═════ INPUT

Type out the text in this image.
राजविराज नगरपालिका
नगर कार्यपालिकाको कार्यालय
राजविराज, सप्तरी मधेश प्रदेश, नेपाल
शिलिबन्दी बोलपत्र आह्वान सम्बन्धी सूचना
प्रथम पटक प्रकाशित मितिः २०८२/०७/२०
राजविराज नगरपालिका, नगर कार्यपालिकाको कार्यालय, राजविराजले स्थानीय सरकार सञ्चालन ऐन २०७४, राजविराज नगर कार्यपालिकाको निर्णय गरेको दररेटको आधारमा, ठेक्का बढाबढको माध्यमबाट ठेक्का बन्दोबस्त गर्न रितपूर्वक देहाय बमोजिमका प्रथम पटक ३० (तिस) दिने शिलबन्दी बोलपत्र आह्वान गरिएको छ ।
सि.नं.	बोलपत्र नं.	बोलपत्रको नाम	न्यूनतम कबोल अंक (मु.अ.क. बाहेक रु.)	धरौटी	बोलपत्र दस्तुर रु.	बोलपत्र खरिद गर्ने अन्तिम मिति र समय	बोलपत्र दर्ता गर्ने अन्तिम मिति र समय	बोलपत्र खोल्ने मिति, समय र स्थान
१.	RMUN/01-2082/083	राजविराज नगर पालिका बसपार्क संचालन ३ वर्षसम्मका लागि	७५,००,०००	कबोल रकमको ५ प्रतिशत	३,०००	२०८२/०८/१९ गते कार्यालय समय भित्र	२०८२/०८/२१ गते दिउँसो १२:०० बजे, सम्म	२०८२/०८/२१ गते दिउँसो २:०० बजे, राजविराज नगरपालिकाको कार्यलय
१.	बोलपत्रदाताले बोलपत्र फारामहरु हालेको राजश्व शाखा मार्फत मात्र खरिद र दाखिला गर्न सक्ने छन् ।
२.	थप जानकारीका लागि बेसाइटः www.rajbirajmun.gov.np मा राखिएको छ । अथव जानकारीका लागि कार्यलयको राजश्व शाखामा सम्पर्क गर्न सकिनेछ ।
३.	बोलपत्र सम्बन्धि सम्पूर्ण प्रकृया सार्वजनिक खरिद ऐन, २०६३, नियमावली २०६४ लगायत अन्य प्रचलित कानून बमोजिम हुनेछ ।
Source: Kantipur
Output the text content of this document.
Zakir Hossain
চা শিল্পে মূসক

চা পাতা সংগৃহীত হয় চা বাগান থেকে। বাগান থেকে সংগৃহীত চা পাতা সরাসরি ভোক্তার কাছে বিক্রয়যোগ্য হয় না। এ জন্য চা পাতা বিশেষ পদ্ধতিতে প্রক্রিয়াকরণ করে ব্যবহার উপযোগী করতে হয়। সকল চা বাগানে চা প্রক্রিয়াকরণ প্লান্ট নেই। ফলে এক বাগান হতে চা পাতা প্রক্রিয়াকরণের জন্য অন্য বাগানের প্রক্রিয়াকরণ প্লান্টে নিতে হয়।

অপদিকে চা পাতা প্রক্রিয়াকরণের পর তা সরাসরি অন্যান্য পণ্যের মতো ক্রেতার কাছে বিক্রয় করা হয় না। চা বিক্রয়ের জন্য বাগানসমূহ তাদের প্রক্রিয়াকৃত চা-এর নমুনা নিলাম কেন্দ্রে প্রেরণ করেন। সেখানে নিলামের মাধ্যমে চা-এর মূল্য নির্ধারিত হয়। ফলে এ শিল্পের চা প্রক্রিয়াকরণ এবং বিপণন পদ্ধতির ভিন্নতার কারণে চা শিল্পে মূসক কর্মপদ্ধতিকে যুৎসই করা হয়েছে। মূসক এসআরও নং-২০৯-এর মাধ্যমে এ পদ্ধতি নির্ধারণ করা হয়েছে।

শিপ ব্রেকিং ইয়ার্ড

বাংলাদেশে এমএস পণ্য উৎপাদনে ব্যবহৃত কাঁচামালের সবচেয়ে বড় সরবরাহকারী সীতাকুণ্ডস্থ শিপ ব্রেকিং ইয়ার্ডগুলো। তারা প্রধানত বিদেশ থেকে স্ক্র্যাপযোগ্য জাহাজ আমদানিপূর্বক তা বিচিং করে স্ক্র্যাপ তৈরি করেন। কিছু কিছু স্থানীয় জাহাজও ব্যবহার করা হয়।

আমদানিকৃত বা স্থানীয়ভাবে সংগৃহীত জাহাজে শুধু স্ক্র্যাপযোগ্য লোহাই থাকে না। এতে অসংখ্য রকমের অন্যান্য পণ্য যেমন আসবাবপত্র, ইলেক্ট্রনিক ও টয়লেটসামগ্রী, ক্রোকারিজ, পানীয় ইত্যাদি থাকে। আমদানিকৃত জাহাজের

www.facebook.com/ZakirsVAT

══════════

DESCRIPTION OF THE TASK: From the entries above, copy every line where the word "text" shows up.

RESULT BELOW:
Type out the text in this image.
Output the text content of this document.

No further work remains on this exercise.